▶ [Directions] Each entry below is to be given again word for word, with no pictures.

▶ [Recorded data]
+++++

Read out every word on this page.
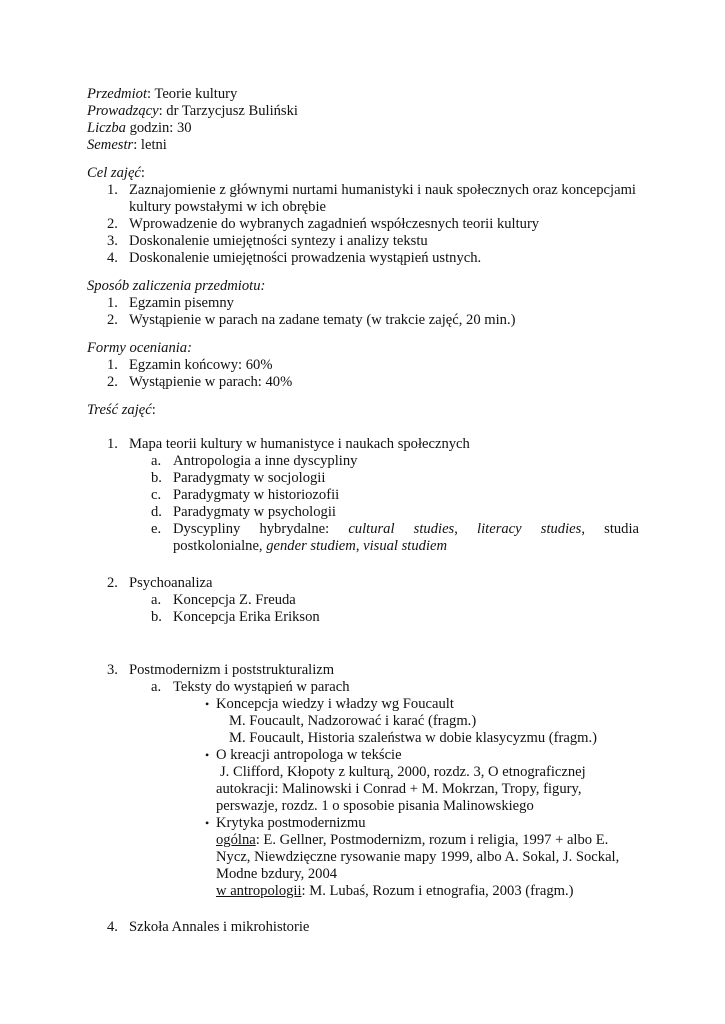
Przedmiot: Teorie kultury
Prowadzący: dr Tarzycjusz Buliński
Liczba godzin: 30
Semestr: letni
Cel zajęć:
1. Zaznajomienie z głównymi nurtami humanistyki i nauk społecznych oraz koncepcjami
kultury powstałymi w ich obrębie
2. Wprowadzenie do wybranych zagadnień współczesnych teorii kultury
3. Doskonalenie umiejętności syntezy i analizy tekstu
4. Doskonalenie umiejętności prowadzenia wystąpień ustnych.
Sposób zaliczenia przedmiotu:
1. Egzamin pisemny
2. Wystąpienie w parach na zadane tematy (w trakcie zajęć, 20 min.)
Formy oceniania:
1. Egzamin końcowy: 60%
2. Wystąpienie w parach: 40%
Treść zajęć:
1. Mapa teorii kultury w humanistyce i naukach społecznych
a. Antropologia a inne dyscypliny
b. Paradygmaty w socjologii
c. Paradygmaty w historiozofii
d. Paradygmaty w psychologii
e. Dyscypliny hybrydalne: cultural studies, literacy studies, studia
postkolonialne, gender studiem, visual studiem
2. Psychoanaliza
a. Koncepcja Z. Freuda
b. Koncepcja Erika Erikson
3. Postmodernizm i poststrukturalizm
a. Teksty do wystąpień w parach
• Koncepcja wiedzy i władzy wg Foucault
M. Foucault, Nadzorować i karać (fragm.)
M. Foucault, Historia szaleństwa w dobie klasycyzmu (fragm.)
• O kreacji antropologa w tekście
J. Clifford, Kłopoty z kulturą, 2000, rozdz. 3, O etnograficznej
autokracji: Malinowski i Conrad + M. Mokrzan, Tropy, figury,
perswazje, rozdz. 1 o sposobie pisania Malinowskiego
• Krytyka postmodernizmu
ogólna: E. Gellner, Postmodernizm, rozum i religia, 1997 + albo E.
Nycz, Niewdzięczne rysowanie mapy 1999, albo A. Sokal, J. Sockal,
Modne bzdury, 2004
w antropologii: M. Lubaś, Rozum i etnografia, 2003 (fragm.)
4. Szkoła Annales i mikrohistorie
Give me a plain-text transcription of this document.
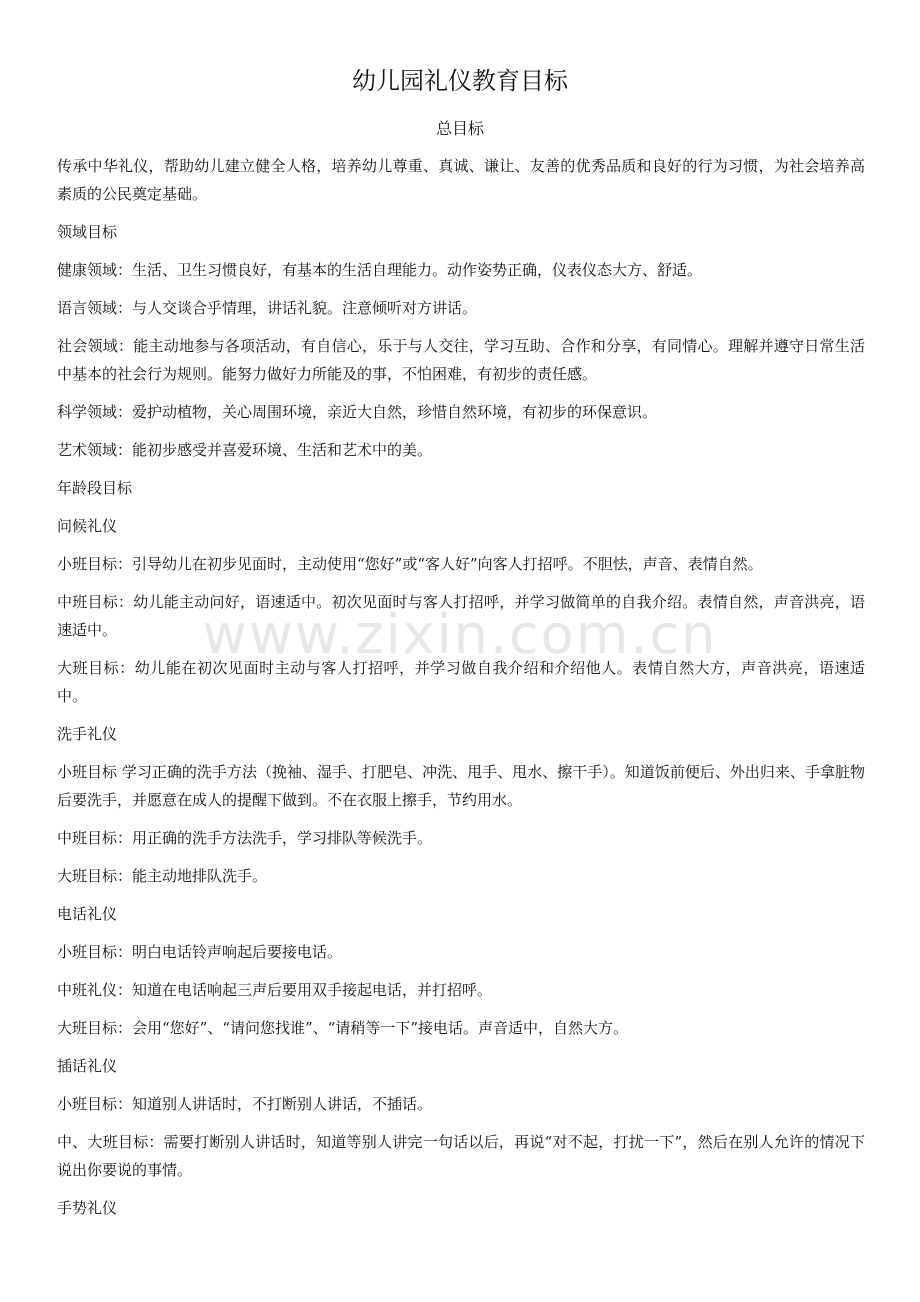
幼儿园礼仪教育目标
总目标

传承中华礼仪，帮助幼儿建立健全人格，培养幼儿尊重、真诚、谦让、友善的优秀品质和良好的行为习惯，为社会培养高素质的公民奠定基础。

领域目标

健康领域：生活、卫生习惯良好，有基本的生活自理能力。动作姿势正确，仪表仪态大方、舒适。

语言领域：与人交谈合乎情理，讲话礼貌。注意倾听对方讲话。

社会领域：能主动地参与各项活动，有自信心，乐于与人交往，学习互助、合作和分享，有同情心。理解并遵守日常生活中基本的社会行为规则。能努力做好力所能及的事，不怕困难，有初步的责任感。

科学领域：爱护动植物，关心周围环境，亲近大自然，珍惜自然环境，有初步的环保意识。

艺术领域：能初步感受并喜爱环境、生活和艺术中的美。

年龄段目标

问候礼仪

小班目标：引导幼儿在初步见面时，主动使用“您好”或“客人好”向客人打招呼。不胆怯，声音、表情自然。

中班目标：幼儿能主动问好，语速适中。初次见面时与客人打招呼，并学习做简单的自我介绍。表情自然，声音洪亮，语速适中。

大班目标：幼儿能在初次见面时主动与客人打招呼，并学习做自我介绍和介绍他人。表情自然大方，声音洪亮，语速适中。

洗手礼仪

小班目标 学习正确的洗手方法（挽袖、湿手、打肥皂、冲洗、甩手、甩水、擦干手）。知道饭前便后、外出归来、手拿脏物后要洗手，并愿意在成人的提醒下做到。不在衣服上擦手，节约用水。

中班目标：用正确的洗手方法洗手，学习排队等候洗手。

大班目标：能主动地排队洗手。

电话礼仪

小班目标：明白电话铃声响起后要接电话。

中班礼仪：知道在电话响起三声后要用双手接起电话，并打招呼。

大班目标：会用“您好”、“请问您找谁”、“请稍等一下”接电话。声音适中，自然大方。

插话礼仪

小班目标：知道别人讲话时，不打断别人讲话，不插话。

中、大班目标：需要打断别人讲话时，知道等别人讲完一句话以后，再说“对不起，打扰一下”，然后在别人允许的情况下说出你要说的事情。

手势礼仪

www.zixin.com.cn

+++++

▶ [Exercise result]
Read out every word on this page.
Przedmiot: Teorie kultury
Prowadzący: dr Tarzycjusz Buliński
Liczba godzin: 30
Semestr: letni
Cel zajęć:
1. Zaznajomienie z głównymi nurtami humanistyki i nauk społecznych oraz koncepcjami
kultury powstałymi w ich obrębie
2. Wprowadzenie do wybranych zagadnień współczesnych teorii kultury
3. Doskonalenie umiejętności syntezy i analizy tekstu
4. Doskonalenie umiejętności prowadzenia wystąpień ustnych.
Sposób zaliczenia przedmiotu:
1. Egzamin pisemny
2. Wystąpienie w parach na zadane tematy (w trakcie zajęć, 20 min.)
Formy oceniania:
1. Egzamin końcowy: 60%
2. Wystąpienie w parach: 40%
Treść zajęć:
1. Mapa teorii kultury w humanistyce i naukach społecznych
a. Antropologia a inne dyscypliny
b. Paradygmaty w socjologii
c. Paradygmaty w historiozofii
d. Paradygmaty w psychologii
e. Dyscypliny hybrydalne: cultural studies, literacy studies, studia
postkolonialne, gender studiem, visual studiem
2. Psychoanaliza
a. Koncepcja Z. Freuda
b. Koncepcja Erika Erikson
3. Postmodernizm i poststrukturalizm
a. Teksty do wystąpień w parach
• Koncepcja wiedzy i władzy wg Foucault
M. Foucault, Nadzorować i karać (fragm.)
M. Foucault, Historia szaleństwa w dobie klasycyzmu (fragm.)
• O kreacji antropologa w tekście
J. Clifford, Kłopoty z kulturą, 2000, rozdz. 3, O etnograficznej
autokracji: Malinowski i Conrad + M. Mokrzan, Tropy, figury,
perswazje, rozdz. 1 o sposobie pisania Malinowskiego
• Krytyka postmodernizmu
ogólna: E. Gellner, Postmodernizm, rozum i religia, 1997 + albo E.
Nycz, Niewdzięczne rysowanie mapy 1999, albo A. Sokal, J. Sockal,
Modne bzdury, 2004
w antropologii: M. Lubaś, Rozum i etnografia, 2003 (fragm.)
4. Szkoła Annales i mikrohistorie
Give me a plain-text transcription of this document.
幼儿园礼仪教育目标
总目标

传承中华礼仪，帮助幼儿建立健全人格，培养幼儿尊重、真诚、谦让、友善的优秀品质和良好的行为习惯，为社会培养高素质的公民奠定基础。

领域目标

健康领域：生活、卫生习惯良好，有基本的生活自理能力。动作姿势正确，仪表仪态大方、舒适。

语言领域：与人交谈合乎情理，讲话礼貌。注意倾听对方讲话。

社会领域：能主动地参与各项活动，有自信心，乐于与人交往，学习互助、合作和分享，有同情心。理解并遵守日常生活中基本的社会行为规则。能努力做好力所能及的事，不怕困难，有初步的责任感。

科学领域：爱护动植物，关心周围环境，亲近大自然，珍惜自然环境，有初步的环保意识。

艺术领域：能初步感受并喜爱环境、生活和艺术中的美。

年龄段目标

问候礼仪

小班目标：引导幼儿在初步见面时，主动使用“您好”或“客人好”向客人打招呼。不胆怯，声音、表情自然。

中班目标：幼儿能主动问好，语速适中。初次见面时与客人打招呼，并学习做简单的自我介绍。表情自然，声音洪亮，语速适中。

大班目标：幼儿能在初次见面时主动与客人打招呼，并学习做自我介绍和介绍他人。表情自然大方，声音洪亮，语速适中。

洗手礼仪

小班目标 学习正确的洗手方法（挽袖、湿手、打肥皂、冲洗、甩手、甩水、擦干手）。知道饭前便后、外出归来、手拿脏物后要洗手，并愿意在成人的提醒下做到。不在衣服上擦手，节约用水。

中班目标：用正确的洗手方法洗手，学习排队等候洗手。

大班目标：能主动地排队洗手。

电话礼仪

小班目标：明白电话铃声响起后要接电话。

中班礼仪：知道在电话响起三声后要用双手接起电话，并打招呼。

大班目标：会用“您好”、“请问您找谁”、“请稍等一下”接电话。声音适中，自然大方。

插话礼仪

小班目标：知道别人讲话时，不打断别人讲话，不插话。

中、大班目标：需要打断别人讲话时，知道等别人讲完一句话以后，再说“对不起，打扰一下”，然后在别人允许的情况下说出你要说的事情。

手势礼仪

www.zixin.com.cn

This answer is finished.